> _STATED GOAL_: Copy out each line below exactly as it appears.

> _RECORDS TO PROCESS_:
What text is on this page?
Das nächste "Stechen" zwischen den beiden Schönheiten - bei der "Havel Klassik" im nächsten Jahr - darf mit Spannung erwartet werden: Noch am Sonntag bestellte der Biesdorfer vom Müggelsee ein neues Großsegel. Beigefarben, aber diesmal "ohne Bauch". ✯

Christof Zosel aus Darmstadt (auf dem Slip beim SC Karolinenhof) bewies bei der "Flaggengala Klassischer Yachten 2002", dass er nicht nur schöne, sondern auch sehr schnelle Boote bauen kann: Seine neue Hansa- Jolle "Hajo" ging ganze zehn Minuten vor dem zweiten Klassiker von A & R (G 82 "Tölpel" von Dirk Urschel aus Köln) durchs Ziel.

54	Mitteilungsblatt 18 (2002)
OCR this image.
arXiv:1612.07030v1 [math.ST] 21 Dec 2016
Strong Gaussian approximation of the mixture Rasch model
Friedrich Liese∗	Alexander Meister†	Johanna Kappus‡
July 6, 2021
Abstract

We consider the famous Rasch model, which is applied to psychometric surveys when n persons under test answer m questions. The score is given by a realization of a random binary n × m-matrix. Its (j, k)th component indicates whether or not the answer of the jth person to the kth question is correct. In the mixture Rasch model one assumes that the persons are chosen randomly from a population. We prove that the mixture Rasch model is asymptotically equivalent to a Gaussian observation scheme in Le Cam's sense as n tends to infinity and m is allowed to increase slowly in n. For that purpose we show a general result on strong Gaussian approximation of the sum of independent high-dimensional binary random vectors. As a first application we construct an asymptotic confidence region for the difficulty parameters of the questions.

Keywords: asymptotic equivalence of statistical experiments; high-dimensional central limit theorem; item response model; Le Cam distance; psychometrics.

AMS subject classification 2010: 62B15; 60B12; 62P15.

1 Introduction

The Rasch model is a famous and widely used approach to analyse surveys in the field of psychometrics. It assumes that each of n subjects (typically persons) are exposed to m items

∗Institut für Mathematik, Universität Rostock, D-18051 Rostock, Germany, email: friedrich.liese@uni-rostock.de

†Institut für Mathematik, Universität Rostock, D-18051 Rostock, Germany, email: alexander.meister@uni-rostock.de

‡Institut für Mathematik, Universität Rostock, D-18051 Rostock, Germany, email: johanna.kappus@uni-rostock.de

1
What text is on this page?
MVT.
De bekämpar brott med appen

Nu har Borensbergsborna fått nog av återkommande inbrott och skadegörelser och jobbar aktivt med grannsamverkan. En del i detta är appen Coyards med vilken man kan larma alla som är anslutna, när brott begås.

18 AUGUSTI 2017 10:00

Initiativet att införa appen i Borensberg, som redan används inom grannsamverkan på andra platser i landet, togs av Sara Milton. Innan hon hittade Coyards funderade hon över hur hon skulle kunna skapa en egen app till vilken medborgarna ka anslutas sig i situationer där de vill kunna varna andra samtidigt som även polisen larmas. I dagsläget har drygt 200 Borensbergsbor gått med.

> _RIGHT ANSWER_:
What text is on this page?
Das nächste "Stechen" zwischen den beiden Schönheiten - bei der "Havel Klassik" im nächsten Jahr - darf mit Spannung erwartet werden: Noch am Sonntag bestellte der Biesdorfer vom Müggelsee ein neues Großsegel. Beigefarben, aber diesmal "ohne Bauch". ✯

Christof Zosel aus Darmstadt (auf dem Slip beim SC Karolinenhof) bewies bei der "Flaggengala Klassischer Yachten 2002", dass er nicht nur schöne, sondern auch sehr schnelle Boote bauen kann: Seine neue Hansa- Jolle "Hajo" ging ganze zehn Minuten vor dem zweiten Klassiker von A & R (G 82 "Tölpel" von Dirk Urschel aus Köln) durchs Ziel.

54	Mitteilungsblatt 18 (2002)
OCR this image.
arXiv:1612.07030v1 [math.ST] 21 Dec 2016
Strong Gaussian approximation of the mixture Rasch model
Friedrich Liese∗	Alexander Meister†	Johanna Kappus‡
July 6, 2021
Abstract

We consider the famous Rasch model, which is applied to psychometric surveys when n persons under test answer m questions. The score is given by a realization of a random binary n × m-matrix. Its (j, k)th component indicates whether or not the answer of the jth person to the kth question is correct. In the mixture Rasch model one assumes that the persons are chosen randomly from a population. We prove that the mixture Rasch model is asymptotically equivalent to a Gaussian observation scheme in Le Cam's sense as n tends to infinity and m is allowed to increase slowly in n. For that purpose we show a general result on strong Gaussian approximation of the sum of independent high-dimensional binary random vectors. As a first application we construct an asymptotic confidence region for the difficulty parameters of the questions.

Keywords: asymptotic equivalence of statistical experiments; high-dimensional central limit theorem; item response model; Le Cam distance; psychometrics.

AMS subject classification 2010: 62B15; 60B12; 62P15.

1 Introduction

The Rasch model is a famous and widely used approach to analyse surveys in the field of psychometrics. It assumes that each of n subjects (typically persons) are exposed to m items

∗Institut für Mathematik, Universität Rostock, D-18051 Rostock, Germany, email: friedrich.liese@uni-rostock.de

†Institut für Mathematik, Universität Rostock, D-18051 Rostock, Germany, email: alexander.meister@uni-rostock.de

‡Institut für Mathematik, Universität Rostock, D-18051 Rostock, Germany, email: johanna.kappus@uni-rostock.de

1
What text is on this page?
MVT.
De bekämpar brott med appen

Nu har Borensbergsborna fått nog av återkommande inbrott och skadegörelser och jobbar aktivt med grannsamverkan. En del i detta är appen Coyards med vilken man kan larma alla som är anslutna, när brott begås.

18 AUGUSTI 2017 10:00

Initiativet att införa appen i Borensberg, som redan används inom grannsamverkan på andra platser i landet, togs av Sara Milton. Innan hon hittade Coyards funderade hon över hur hon skulle kunna skapa en egen app till vilken medborgarna ka anslutas sig i situationer där de vill kunna varna andra samtidigt som även polisen larmas. I dagsläget har drygt 200 Borensbergsbor gått med.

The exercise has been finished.